- **GIVEN REQUEST**
Search the material below for the string "droughtmonitor" and extract each line that has it.

- **SUPPLIED INFORMATION**
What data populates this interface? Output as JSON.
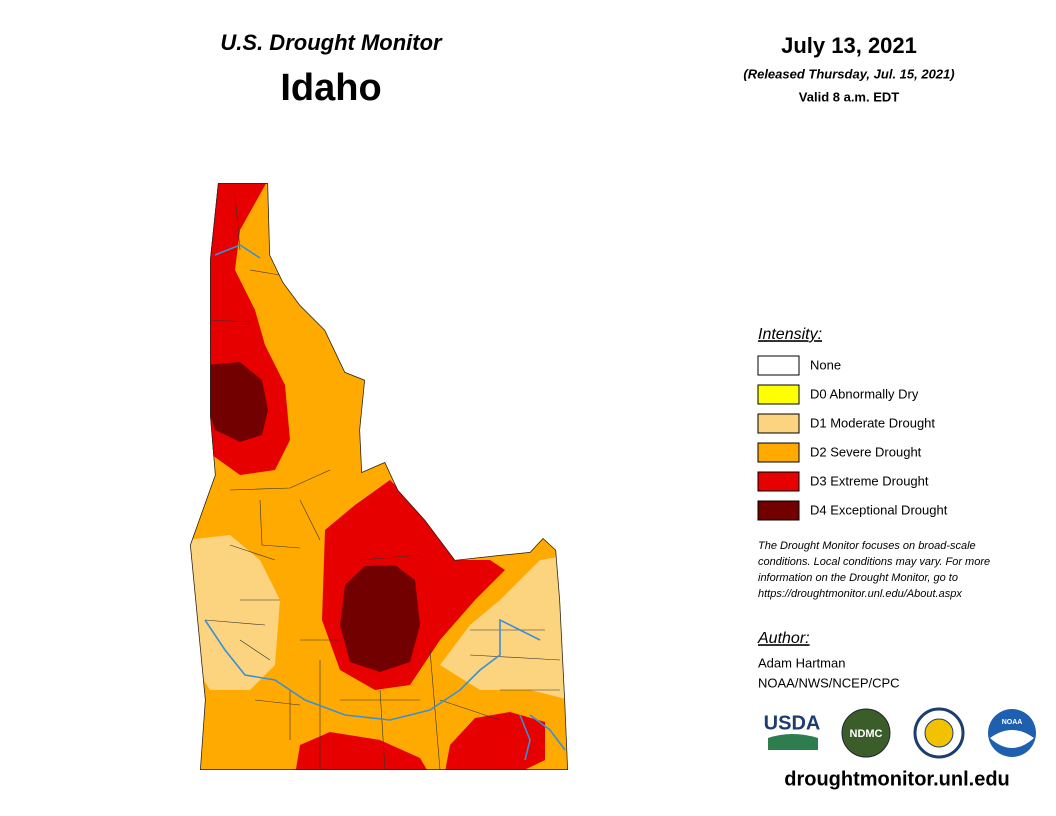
{
  "header": {
    "title": "U.S. Drought Monitor",
    "region": "Idaho"
  },
  "date": {
    "date": "July 13, 2021",
    "released": "(Released Thursday, Jul. 15, 2021)",
    "valid": "Valid 8 a.m. EDT"
  },
  "legend": {
    "title": "Intensity:",
    "items": [
      {
        "label": "None",
        "color": "#ffffff"
      },
      {
        "label": "D0 Abnormally Dry",
        "color": "#ffff00"
      },
      {
        "label": "D1 Moderate Drought",
        "color": "#fcd37f"
      },
      {
        "label": "D2 Severe Drought",
        "color": "#ffaa00"
      },
      {
        "label": "D3 Extreme Drought",
        "color": "#e60000"
      },
      {
        "label": "D4 Exceptional Drought",
        "color": "#730000"
      }
    ]
  },
  "note": [
    "The Drought Monitor focuses on broad-scale",
    "conditions. Local conditions may vary. For more",
    "information on the Drought Monitor, go to",
    "https://droughtmonitor.unl.edu/About.aspx"
  ],
  "author": {
    "title": "Author:",
    "name": "Adam Hartman",
    "org": "NOAA/NWS/NCEP/CPC"
  },
  "logos": [
    "USDA",
    "NDMC",
    "NOAA"
  ],
  "url": "droughtmonitor.unl.edu"
}
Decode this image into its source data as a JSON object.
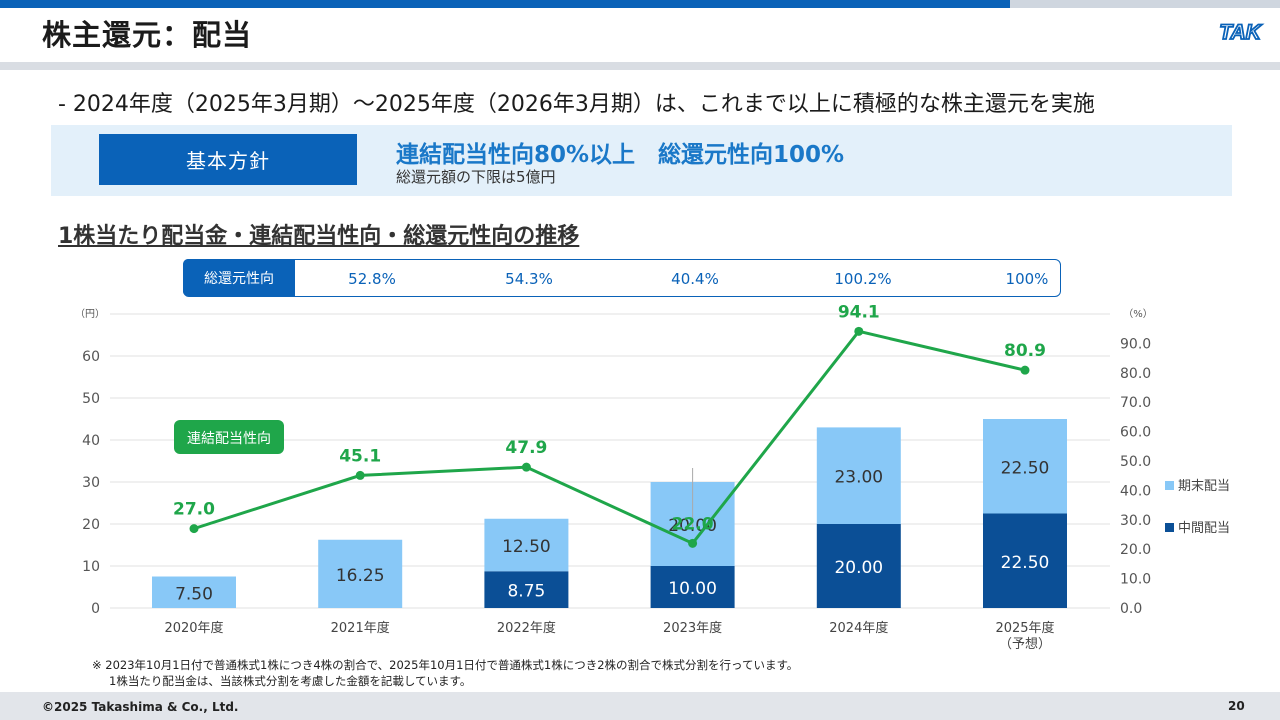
{
  "header": {
    "title": "株主還元：配当",
    "logo_text": "TAK"
  },
  "lead": "- 2024年度（2025年3月期）～2025年度（2026年3月期）は、これまで以上に積極的な株主還元を実施",
  "policy": {
    "label": "基本方針",
    "main": "連結配当性向80%以上　総還元性向100%",
    "sub": "総還元額の下限は5億円"
  },
  "section_title": "1株当たり配当金・連結配当性向・総還元性向の推移",
  "total_return": {
    "label": "総還元性向",
    "values": [
      "52.8%",
      "54.3%",
      "40.4%",
      "100.2%",
      "100%"
    ]
  },
  "chart_data": {
    "type": "bar",
    "categories": [
      "2020年度",
      "2021年度",
      "2022年度",
      "2023年度",
      "2024年度",
      "2025年度（予想）"
    ],
    "category_lines": [
      [
        "2020年度"
      ],
      [
        "2021年度"
      ],
      [
        "2022年度"
      ],
      [
        "2023年度"
      ],
      [
        "2024年度"
      ],
      [
        "2025年度",
        "（予想）"
      ]
    ],
    "y_left": {
      "unit": "（円）",
      "ticks": [
        "0",
        "10",
        "20",
        "30",
        "40",
        "50",
        "60"
      ],
      "lim": [
        0,
        70
      ]
    },
    "y_right": {
      "unit": "（%）",
      "ticks": [
        "0.0",
        "10.0",
        "20.0",
        "30.0",
        "40.0",
        "50.0",
        "60.0",
        "70.0",
        "80.0",
        "90.0"
      ],
      "lim": [
        0,
        100
      ]
    },
    "series": [
      {
        "name": "中間配当",
        "kind": "bar",
        "axis": "left",
        "color": "#0b4f96",
        "values": [
          0,
          0,
          8.75,
          10.0,
          20.0,
          22.5
        ],
        "labels": [
          "",
          "",
          "8.75",
          "10.00",
          "20.00",
          "22.50"
        ]
      },
      {
        "name": "期末配当",
        "kind": "bar",
        "axis": "left",
        "color": "#88c8f7",
        "values": [
          7.5,
          16.25,
          12.5,
          20.0,
          23.0,
          22.5
        ],
        "labels": [
          "7.50",
          "16.25",
          "12.50",
          "20.00",
          "23.00",
          "22.50"
        ]
      },
      {
        "name": "連結配当性向",
        "kind": "line",
        "axis": "right",
        "color": "#1fa64a",
        "values": [
          27.0,
          45.1,
          47.9,
          22.0,
          94.1,
          80.9
        ],
        "labels": [
          "27.0",
          "45.1",
          "47.9",
          "22.0",
          "94.1",
          "80.9"
        ]
      }
    ],
    "line_badge": "連結配当性向",
    "legend": [
      "期末配当",
      "中間配当"
    ],
    "legend_position": "right"
  },
  "footnote": [
    "※ 2023年10月1日付で普通株式1株につき4株の割合で、2025年10月1日付で普通株式1株につき2株の割合で株式分割を行っています。",
    "1株当たり配当金は、当該株式分割を考慮した金額を記載しています。"
  ],
  "footer": {
    "copyright": "©2025 Takashima & Co., Ltd.",
    "page": "20"
  }
}
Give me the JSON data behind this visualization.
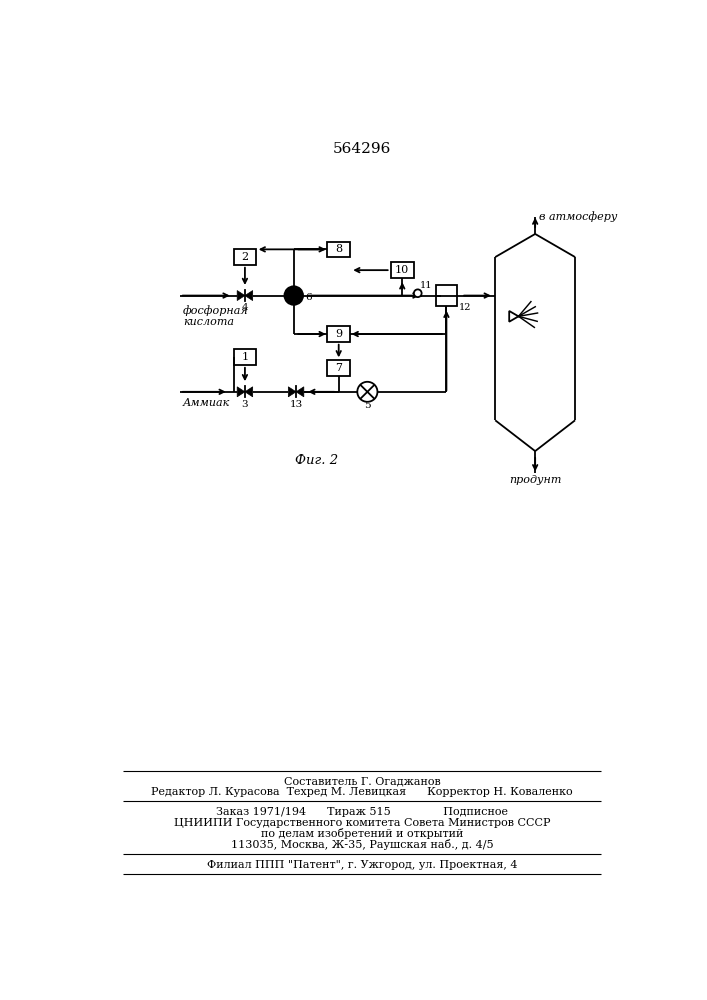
{
  "title": "564296",
  "fig2_label": "Фиг. 2",
  "background_color": "#ffffff",
  "line_color": "#000000",
  "footer_lines": [
    "Составитель Г. Огаджанов",
    "Редактор Л. Курасова  Техред М. Левицкая      Корректор Н. Коваленко",
    "Заказ 1971/194      Тираж 515               Подписное",
    "ЦНИИПИ Государственного комитета Совета Министров СССР",
    "по делам изобретений и открытий",
    "113035, Москва, Ж-35, Раушская наб., д. 4/5",
    "Филиал ППП \"Патент\", г. Ужгород, ул. Проектная, 4"
  ],
  "fosfor_label": "фосфорная\nкислота",
  "ammiak_label": "Аммиак",
  "atmosfera_label": "в атмосферу",
  "produkt_label": "продунт"
}
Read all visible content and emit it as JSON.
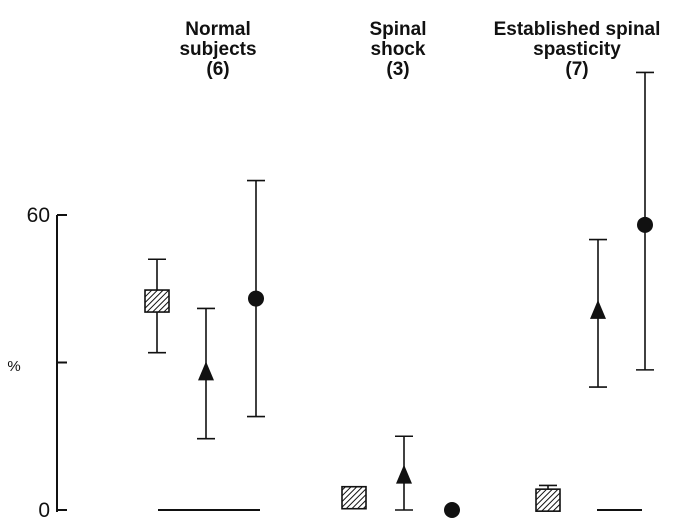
{
  "chart_data": {
    "type": "scatter",
    "description_of_markers": [
      "hatched-square",
      "triangle",
      "circle"
    ],
    "ylabel": "%",
    "ylim": [
      0,
      60
    ],
    "y_ticks": [
      {
        "value": 60,
        "label": "60"
      },
      {
        "value": 30,
        "label": ""
      },
      {
        "value": 0,
        "label": "0"
      }
    ],
    "y_unit_label": "%",
    "groups": [
      {
        "title_lines": [
          "Normal",
          "subjects",
          "(6)"
        ],
        "points": [
          {
            "marker": "hatched-square",
            "mean": 42.5,
            "err_low": 32,
            "err_high": 51
          },
          {
            "marker": "triangle",
            "mean": 28,
            "err_low": 14.5,
            "err_high": 41
          },
          {
            "marker": "circle",
            "mean": 43,
            "err_low": 19,
            "err_high": 67
          }
        ],
        "zero_line": true
      },
      {
        "title_lines": [
          "Spinal",
          "shock",
          "(3)"
        ],
        "points": [
          {
            "marker": "hatched-square",
            "mean": 2.5,
            "err_low": null,
            "err_high": null
          },
          {
            "marker": "triangle",
            "mean": 7,
            "err_low": 0,
            "err_high": 15
          },
          {
            "marker": "circle",
            "mean": 0,
            "err_low": null,
            "err_high": null
          }
        ],
        "zero_line": false
      },
      {
        "title_lines": [
          "Established spinal",
          "spasticity",
          "(7)"
        ],
        "points": [
          {
            "marker": "hatched-square",
            "mean": 2,
            "err_low": 0,
            "err_high": 5
          },
          {
            "marker": "triangle",
            "mean": 40.5,
            "err_low": 25,
            "err_high": 55
          },
          {
            "marker": "circle",
            "mean": 58,
            "err_low": 28.5,
            "err_high": 89
          }
        ],
        "zero_line": true
      }
    ]
  }
}
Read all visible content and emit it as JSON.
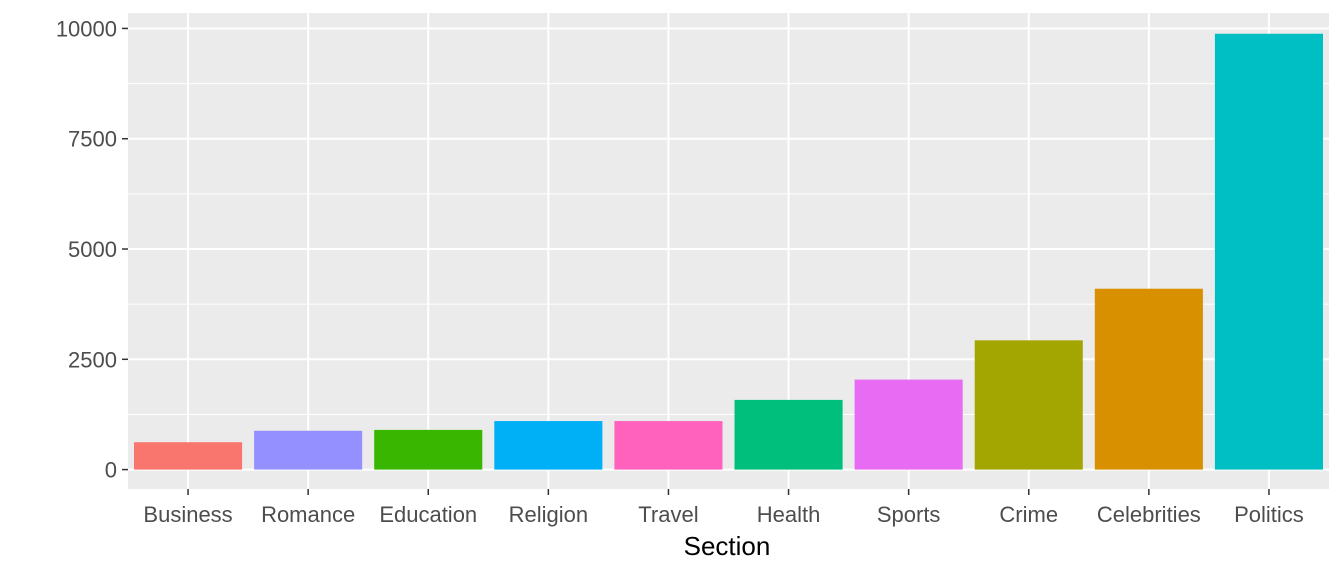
{
  "chart_data": {
    "type": "bar",
    "title": "",
    "xlabel": "Section",
    "ylabel": "",
    "categories": [
      "Business",
      "Romance",
      "Education",
      "Religion",
      "Travel",
      "Health",
      "Sports",
      "Crime",
      "Celebrities",
      "Politics"
    ],
    "values": [
      620,
      880,
      900,
      1100,
      1100,
      1580,
      2040,
      2930,
      4100,
      9880
    ],
    "colors": [
      "#F8766D",
      "#9590FF",
      "#39B600",
      "#00B0F6",
      "#FF62BC",
      "#00BF7D",
      "#E76BF3",
      "#A3A500",
      "#D89000",
      "#00BFC4"
    ],
    "ylim": [
      -440,
      10350
    ],
    "yticks": [
      0,
      2500,
      5000,
      7500,
      10000
    ],
    "ytick_labels": [
      "0",
      "2500",
      "5000",
      "7500",
      "10000"
    ],
    "grid": true,
    "legend": "none",
    "panel_background": "#EBEBEB",
    "grid_color": "#FFFFFF"
  }
}
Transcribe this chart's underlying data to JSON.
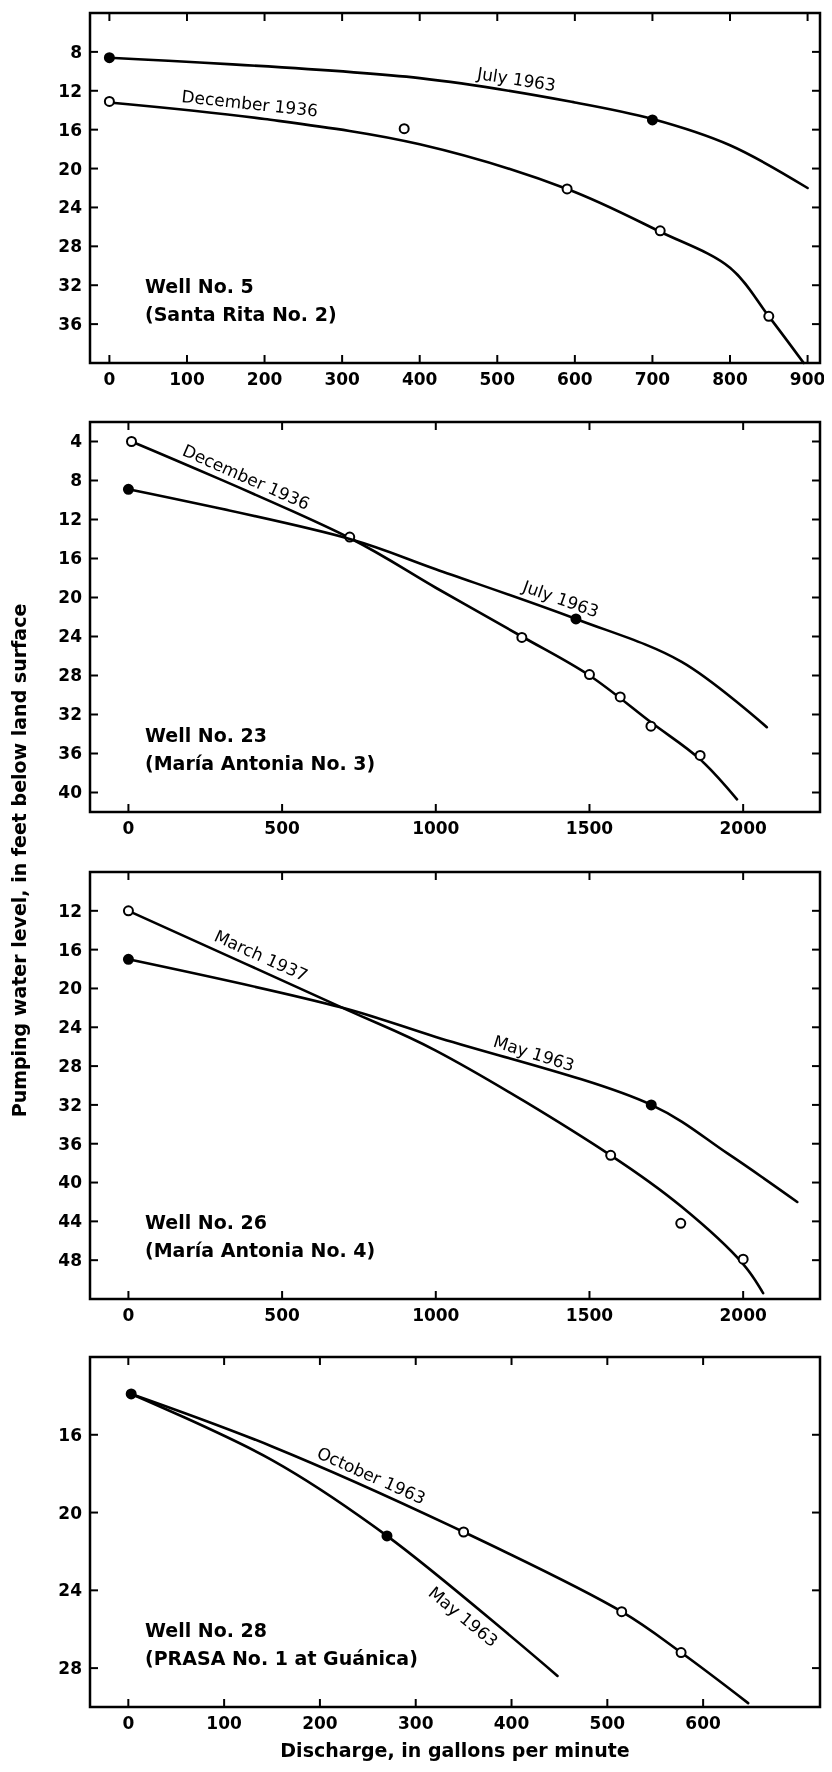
{
  "chart_data": [
    {
      "type": "line",
      "xlim": [
        -25,
        916
      ],
      "xticks": [
        0,
        100,
        200,
        300,
        400,
        500,
        600,
        700,
        800,
        900
      ],
      "ylim": [
        40,
        4
      ],
      "yticks": [
        8,
        12,
        16,
        20,
        24,
        28,
        32,
        36
      ],
      "grid": false,
      "annotations": [
        "Well No. 5",
        "(Santa Rita No. 2)"
      ],
      "series": [
        {
          "name": "July 1963",
          "marker": "none",
          "color": "#000000",
          "x": [
            0,
            400,
            600,
            700,
            800,
            900
          ],
          "values": [
            8.6,
            10.7,
            13.2,
            14.9,
            17.6,
            22.0
          ]
        },
        {
          "type": "scatter",
          "marker": "circle",
          "color": "#000000",
          "x": [
            0,
            700
          ],
          "values": [
            8.6,
            15.0
          ]
        },
        {
          "name": "December 1936",
          "marker": "none",
          "color": "#000000",
          "x": [
            0,
            200,
            400,
            590,
            710,
            800,
            850,
            895
          ],
          "values": [
            13.2,
            14.9,
            17.5,
            22.1,
            26.5,
            30.2,
            35.2,
            40
          ]
        },
        {
          "type": "scatter",
          "marker": "circle",
          "color": "#ffffff",
          "x": [
            0,
            380,
            590,
            710,
            850
          ],
          "values": [
            13.1,
            15.9,
            22.1,
            26.4,
            35.2
          ]
        }
      ]
    },
    {
      "type": "line",
      "xlim": [
        -125,
        2250
      ],
      "xticks": [
        0,
        500,
        1000,
        1500,
        2000
      ],
      "ylim": [
        42,
        2
      ],
      "yticks": [
        4,
        8,
        12,
        16,
        20,
        24,
        28,
        32,
        36,
        40
      ],
      "grid": false,
      "ylabel": "Pumping water level, in feet below land surface",
      "annotations": [
        "Well No. 23",
        "(María Antonia No. 3)"
      ],
      "series": [
        {
          "name": "December 1936",
          "marker": "none",
          "color": "#000000",
          "x": [
            10,
            720,
            1000,
            1280,
            1500,
            1700,
            1860,
            1980
          ],
          "values": [
            4.0,
            13.9,
            19.0,
            24.0,
            28.0,
            32.8,
            36.6,
            40.7
          ]
        },
        {
          "type": "scatter",
          "marker": "circle",
          "color": "#ffffff",
          "x": [
            10,
            720,
            1280,
            1500,
            1600,
            1700,
            1860
          ],
          "values": [
            4.0,
            13.8,
            24.1,
            27.9,
            30.2,
            33.2,
            36.2
          ]
        },
        {
          "name": "July 1963",
          "marker": "none",
          "color": "#000000",
          "x": [
            0,
            720,
            1000,
            1456,
            1800,
            2077
          ],
          "values": [
            8.9,
            14.0,
            17.1,
            22.2,
            26.6,
            33.3
          ]
        },
        {
          "type": "scatter",
          "marker": "circle",
          "color": "#000000",
          "x": [
            0,
            1456
          ],
          "values": [
            8.9,
            22.2
          ]
        }
      ]
    },
    {
      "type": "line",
      "xlim": [
        -125,
        2250
      ],
      "xticks": [
        0,
        500,
        1000,
        1500,
        2000
      ],
      "ylim": [
        52,
        8
      ],
      "yticks": [
        12,
        16,
        20,
        24,
        28,
        32,
        36,
        40,
        44,
        48
      ],
      "grid": false,
      "annotations": [
        "Well No. 26",
        "(María Antonia No. 4)"
      ],
      "series": [
        {
          "name": "March 1937",
          "marker": "none",
          "color": "#000000",
          "x": [
            0,
            697,
            1000,
            1569,
            1800,
            2000,
            2065
          ],
          "values": [
            12.0,
            22.0,
            26.4,
            37.2,
            42.5,
            48.4,
            51.4
          ]
        },
        {
          "type": "scatter",
          "marker": "circle",
          "color": "#ffffff",
          "x": [
            0,
            1569,
            1797,
            2000
          ],
          "values": [
            12.0,
            37.2,
            44.2,
            47.9
          ]
        },
        {
          "name": "May 1963",
          "marker": "none",
          "color": "#000000",
          "x": [
            0,
            697,
            1000,
            1701,
            1949,
            2176
          ],
          "values": [
            17.0,
            22.0,
            25.0,
            32.0,
            37.0,
            42.0
          ]
        },
        {
          "type": "scatter",
          "marker": "circle",
          "color": "#000000",
          "x": [
            0,
            1701
          ],
          "values": [
            17.0,
            32.0
          ]
        }
      ]
    },
    {
      "type": "line",
      "xlim": [
        -40,
        722
      ],
      "xticks": [
        0,
        100,
        200,
        300,
        400,
        500,
        600
      ],
      "ylim": [
        30,
        12
      ],
      "yticks": [
        16,
        20,
        24,
        28
      ],
      "grid": false,
      "xlabel": "Discharge, in gallons per minute",
      "annotations": [
        "Well No. 28",
        "(PRASA No. 1 at Guánica)"
      ],
      "series": [
        {
          "name": "October 1963",
          "marker": "none",
          "color": "#000000",
          "x": [
            3,
            150,
            350,
            515,
            577,
            647
          ],
          "values": [
            13.9,
            16.6,
            21.0,
            25.1,
            27.2,
            29.8
          ]
        },
        {
          "type": "scatter",
          "marker": "circle",
          "color": "#ffffff",
          "x": [
            350,
            515,
            577
          ],
          "values": [
            21.0,
            25.1,
            27.2
          ]
        },
        {
          "name": "May 1963",
          "marker": "none",
          "color": "#000000",
          "x": [
            3,
            150,
            270,
            448
          ],
          "values": [
            13.9,
            17.3,
            21.2,
            28.4
          ]
        },
        {
          "type": "scatter",
          "marker": "circle",
          "color": "#000000",
          "x": [
            3,
            270
          ],
          "values": [
            13.9,
            21.2
          ]
        }
      ]
    }
  ]
}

- **RESULT OF THIS EXERCISE**
    "https://droughtmonitor.unl.edu/About.aspx"
  "url": "droughtmonitor.unl.edu"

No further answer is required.